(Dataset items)
★ ★ ★ ★ ★ ★ ★

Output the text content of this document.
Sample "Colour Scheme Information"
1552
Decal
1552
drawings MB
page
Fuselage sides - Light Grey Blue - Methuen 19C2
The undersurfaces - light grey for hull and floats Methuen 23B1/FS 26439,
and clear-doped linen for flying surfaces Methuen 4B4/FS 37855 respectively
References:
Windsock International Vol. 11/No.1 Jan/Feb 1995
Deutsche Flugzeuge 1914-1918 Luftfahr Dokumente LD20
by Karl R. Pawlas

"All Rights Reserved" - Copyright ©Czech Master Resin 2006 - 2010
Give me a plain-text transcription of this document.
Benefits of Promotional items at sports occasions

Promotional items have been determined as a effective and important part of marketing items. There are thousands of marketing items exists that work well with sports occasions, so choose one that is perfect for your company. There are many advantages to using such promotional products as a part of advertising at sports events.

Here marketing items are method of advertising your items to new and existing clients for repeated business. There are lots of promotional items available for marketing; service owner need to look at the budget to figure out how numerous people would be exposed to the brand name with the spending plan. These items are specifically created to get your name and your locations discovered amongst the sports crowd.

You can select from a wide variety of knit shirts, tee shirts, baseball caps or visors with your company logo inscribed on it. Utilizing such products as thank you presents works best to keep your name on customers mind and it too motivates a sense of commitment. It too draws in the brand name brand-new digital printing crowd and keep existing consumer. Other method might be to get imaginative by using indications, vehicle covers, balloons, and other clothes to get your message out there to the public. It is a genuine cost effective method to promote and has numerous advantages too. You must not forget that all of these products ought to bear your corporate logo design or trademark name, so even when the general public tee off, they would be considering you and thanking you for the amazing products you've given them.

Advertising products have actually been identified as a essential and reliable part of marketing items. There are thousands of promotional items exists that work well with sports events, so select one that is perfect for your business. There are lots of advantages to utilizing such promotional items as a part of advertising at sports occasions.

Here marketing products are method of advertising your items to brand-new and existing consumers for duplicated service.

★ ★ ★ ★ ★ ★ ★

All of the material must be reproduced exactly.

_Result below_
Output the text content of this document.
Sample "Colour Scheme Information"
1552
Decal
1552
drawings MB
page
Fuselage sides - Light Grey Blue - Methuen 19C2
The undersurfaces - light grey for hull and floats Methuen 23B1/FS 26439,
and clear-doped linen for flying surfaces Methuen 4B4/FS 37855 respectively
References:
Windsock International Vol. 11/No.1 Jan/Feb 1995
Deutsche Flugzeuge 1914-1918 Luftfahr Dokumente LD20
by Karl R. Pawlas

"All Rights Reserved" - Copyright ©Czech Master Resin 2006 - 2010
Give me a plain-text transcription of this document.
Benefits of Promotional items at sports occasions

Promotional items have been determined as a effective and important part of marketing items. There are thousands of marketing items exists that work well with sports occasions, so choose one that is perfect for your company. There are many advantages to using such promotional products as a part of advertising at sports events.

Here marketing items are method of advertising your items to new and existing clients for repeated business. There are lots of promotional items available for marketing; service owner need to look at the budget to figure out how numerous people would be exposed to the brand name with the spending plan. These items are specifically created to get your name and your locations discovered amongst the sports crowd.

You can select from a wide variety of knit shirts, tee shirts, baseball caps or visors with your company logo inscribed on it. Utilizing such products as thank you presents works best to keep your name on customers mind and it too motivates a sense of commitment. It too draws in the brand name brand-new digital printing crowd and keep existing consumer. Other method might be to get imaginative by using indications, vehicle covers, balloons, and other clothes to get your message out there to the public. It is a genuine cost effective method to promote and has numerous advantages too. You must not forget that all of these products ought to bear your corporate logo design or trademark name, so even when the general public tee off, they would be considering you and thanking you for the amazing products you've given them.

Advertising products have actually been identified as a essential and reliable part of marketing items. There are thousands of promotional items exists that work well with sports events, so select one that is perfect for your business. There are lots of advantages to utilizing such promotional items as a part of advertising at sports occasions.

Here marketing products are method of advertising your items to brand-new and existing consumers for duplicated service.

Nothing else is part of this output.